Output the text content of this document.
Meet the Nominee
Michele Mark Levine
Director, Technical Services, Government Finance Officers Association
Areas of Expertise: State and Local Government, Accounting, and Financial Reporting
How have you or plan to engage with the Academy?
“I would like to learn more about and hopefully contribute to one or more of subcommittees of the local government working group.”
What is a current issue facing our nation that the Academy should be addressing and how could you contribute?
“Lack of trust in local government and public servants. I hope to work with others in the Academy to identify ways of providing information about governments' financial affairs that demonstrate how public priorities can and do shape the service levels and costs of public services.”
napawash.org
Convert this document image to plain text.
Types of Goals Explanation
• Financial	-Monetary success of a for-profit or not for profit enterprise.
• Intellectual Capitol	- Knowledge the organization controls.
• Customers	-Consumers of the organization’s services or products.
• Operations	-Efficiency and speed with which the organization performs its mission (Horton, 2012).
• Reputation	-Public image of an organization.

^^^^^^^^^^^^^^^^

* Exercise requirements:
From the line containing "Convert this document image to plain text." down to the last line, reproduce the records exactly. Include both ends.

* Exercise solution:
Convert this document image to plain text.
Types of Goals Explanation
• Financial	-Monetary success of a for-profit or not for profit enterprise.
• Intellectual Capitol	- Knowledge the organization controls.
• Customers	-Consumers of the organization’s services or products.
• Operations	-Efficiency and speed with which the organization performs its mission (Horton, 2012).
• Reputation	-Public image of an organization.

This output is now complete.